What is required: Records follow. Copy every line with "Drinking".

^^^^^^^^

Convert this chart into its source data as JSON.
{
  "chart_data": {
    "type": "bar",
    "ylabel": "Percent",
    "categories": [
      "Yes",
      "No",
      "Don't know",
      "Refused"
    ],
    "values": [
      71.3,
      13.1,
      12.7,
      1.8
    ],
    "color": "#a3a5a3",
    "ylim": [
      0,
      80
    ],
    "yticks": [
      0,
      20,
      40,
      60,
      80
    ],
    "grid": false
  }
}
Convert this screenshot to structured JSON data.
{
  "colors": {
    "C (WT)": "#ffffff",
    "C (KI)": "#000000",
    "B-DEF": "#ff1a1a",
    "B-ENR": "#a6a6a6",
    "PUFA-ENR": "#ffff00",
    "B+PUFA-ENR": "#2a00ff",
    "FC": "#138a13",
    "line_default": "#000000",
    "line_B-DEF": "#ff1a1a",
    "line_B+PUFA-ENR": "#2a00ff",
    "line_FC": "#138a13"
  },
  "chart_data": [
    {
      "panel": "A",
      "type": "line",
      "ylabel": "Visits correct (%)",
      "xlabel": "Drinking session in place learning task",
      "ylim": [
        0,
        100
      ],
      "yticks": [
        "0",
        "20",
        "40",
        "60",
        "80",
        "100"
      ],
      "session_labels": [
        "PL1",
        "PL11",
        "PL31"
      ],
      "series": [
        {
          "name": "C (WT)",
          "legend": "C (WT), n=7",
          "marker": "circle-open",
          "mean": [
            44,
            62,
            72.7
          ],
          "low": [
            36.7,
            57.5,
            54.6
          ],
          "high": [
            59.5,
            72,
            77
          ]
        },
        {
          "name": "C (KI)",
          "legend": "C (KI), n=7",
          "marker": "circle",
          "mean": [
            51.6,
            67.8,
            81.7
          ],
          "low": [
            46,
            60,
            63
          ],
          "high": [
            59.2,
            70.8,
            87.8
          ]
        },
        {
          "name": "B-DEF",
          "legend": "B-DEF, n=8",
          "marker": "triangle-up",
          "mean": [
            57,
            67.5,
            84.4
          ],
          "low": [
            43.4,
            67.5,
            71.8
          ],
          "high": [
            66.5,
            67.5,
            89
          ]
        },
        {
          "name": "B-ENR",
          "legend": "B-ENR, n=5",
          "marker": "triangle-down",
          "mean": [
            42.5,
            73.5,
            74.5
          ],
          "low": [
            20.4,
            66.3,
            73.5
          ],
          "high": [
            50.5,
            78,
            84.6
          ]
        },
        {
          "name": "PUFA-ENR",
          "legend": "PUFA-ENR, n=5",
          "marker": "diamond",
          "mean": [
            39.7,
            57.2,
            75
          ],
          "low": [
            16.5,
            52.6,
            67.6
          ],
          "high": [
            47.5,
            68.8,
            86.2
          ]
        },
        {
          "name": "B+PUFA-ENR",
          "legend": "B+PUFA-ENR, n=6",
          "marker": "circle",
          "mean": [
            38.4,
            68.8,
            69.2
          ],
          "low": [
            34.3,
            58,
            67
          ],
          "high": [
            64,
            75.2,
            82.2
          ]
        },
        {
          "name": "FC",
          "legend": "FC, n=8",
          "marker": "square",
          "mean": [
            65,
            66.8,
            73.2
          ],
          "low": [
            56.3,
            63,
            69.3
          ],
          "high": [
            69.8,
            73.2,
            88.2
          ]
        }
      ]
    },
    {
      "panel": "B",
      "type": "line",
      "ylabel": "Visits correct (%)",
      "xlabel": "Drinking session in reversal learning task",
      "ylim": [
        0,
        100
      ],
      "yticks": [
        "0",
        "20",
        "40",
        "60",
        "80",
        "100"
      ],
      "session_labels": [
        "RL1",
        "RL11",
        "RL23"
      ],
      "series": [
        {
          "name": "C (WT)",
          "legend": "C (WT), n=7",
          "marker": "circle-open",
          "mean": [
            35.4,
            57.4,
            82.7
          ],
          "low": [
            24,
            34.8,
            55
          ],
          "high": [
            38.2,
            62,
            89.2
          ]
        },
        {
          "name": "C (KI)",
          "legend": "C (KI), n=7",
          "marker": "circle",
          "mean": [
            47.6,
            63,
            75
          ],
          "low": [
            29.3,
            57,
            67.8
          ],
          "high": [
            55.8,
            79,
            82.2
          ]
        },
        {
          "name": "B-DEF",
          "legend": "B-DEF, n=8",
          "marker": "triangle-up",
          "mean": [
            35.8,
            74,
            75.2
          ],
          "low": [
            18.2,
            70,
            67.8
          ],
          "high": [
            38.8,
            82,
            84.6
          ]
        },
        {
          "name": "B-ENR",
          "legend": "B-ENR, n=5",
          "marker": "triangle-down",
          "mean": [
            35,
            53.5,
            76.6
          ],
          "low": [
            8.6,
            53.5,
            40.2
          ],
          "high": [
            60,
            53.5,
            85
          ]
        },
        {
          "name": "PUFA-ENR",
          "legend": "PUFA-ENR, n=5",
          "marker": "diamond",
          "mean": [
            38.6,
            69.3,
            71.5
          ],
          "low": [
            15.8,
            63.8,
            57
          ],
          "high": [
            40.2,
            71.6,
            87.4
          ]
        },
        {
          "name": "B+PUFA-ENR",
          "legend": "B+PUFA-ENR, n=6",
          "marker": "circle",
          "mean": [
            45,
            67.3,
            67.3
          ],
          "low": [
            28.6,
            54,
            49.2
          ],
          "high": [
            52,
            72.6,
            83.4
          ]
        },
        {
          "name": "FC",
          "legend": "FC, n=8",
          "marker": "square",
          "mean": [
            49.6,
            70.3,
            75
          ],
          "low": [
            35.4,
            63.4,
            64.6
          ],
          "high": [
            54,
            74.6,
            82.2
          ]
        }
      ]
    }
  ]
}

^^^^^^^^

Written answer:
      "xlabel": "Drinking session in place learning task",
      "xlabel": "Drinking session in reversal learning task",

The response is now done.